Start of Records for the exercise
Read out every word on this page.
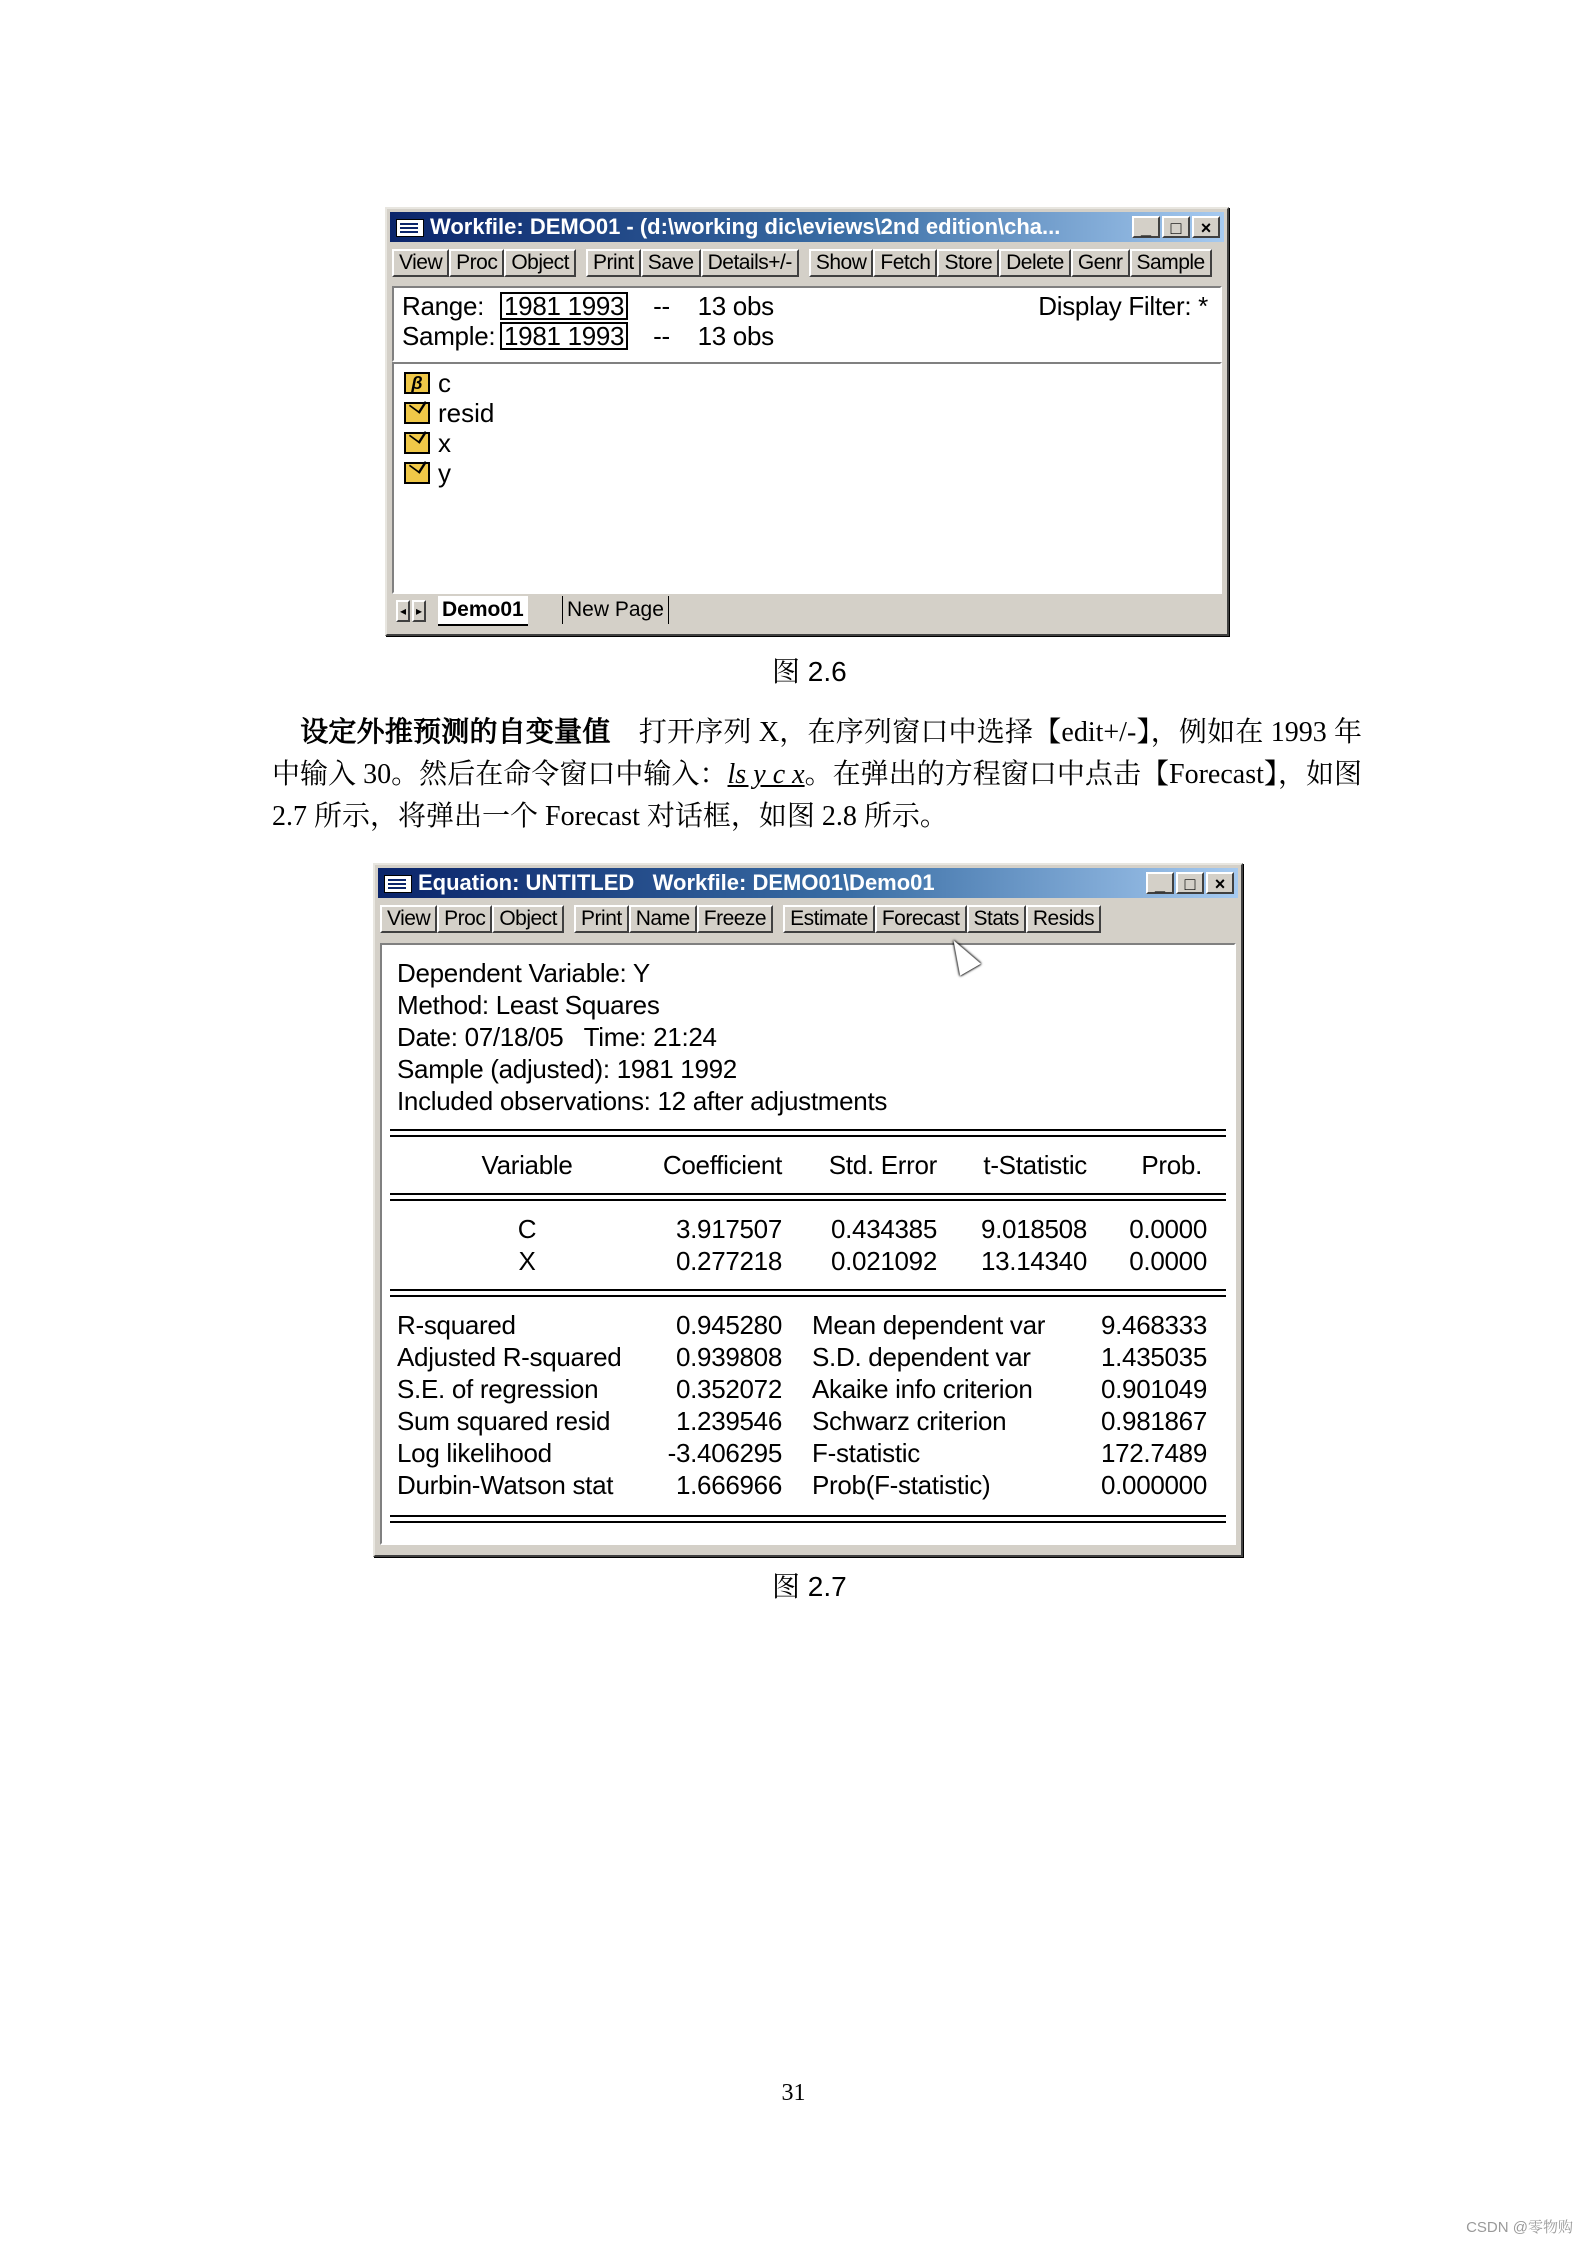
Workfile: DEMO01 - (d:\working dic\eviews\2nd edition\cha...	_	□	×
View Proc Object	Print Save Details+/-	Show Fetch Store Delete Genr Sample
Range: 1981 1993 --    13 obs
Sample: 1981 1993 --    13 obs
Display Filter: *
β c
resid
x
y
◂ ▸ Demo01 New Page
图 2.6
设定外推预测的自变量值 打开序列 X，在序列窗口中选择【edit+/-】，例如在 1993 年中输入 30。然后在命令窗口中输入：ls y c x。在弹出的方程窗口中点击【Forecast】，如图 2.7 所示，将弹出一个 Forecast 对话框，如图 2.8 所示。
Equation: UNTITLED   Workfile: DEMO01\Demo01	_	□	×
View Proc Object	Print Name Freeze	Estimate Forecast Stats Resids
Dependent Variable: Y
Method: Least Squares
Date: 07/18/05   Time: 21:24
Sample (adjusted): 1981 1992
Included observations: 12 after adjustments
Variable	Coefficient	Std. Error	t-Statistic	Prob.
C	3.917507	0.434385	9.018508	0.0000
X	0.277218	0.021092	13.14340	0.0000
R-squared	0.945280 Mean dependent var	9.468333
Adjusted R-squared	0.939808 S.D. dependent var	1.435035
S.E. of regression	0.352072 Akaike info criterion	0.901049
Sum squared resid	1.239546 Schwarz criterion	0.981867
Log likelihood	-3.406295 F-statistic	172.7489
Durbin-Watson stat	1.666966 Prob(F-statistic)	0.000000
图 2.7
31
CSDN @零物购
End of Records for the exercise
Start of Records for the exercise
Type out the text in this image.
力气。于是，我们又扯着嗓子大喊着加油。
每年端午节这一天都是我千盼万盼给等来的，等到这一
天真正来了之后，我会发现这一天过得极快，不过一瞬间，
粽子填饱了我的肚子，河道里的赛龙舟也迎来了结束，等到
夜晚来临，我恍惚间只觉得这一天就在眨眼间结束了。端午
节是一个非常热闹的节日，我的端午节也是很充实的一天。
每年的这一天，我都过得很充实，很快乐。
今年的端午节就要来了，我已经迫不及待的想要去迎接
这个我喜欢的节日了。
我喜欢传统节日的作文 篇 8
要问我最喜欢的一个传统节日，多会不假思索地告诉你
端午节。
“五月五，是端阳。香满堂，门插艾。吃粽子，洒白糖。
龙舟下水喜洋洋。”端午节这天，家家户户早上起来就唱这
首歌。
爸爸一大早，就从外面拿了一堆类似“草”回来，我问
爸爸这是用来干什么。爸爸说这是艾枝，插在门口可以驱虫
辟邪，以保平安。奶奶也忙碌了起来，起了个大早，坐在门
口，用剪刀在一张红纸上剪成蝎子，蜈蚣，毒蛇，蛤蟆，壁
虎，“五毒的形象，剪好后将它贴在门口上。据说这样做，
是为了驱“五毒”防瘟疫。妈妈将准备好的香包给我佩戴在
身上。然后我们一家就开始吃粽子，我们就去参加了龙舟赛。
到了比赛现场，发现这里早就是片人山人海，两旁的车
End of Records for the exercise
- _Instruction_
Using the material above, gather every line that includes "Variable".

- _Result below_
Dependent Variable: Y
Variable	Coefficient	Std. Error	t-Statistic	Prob.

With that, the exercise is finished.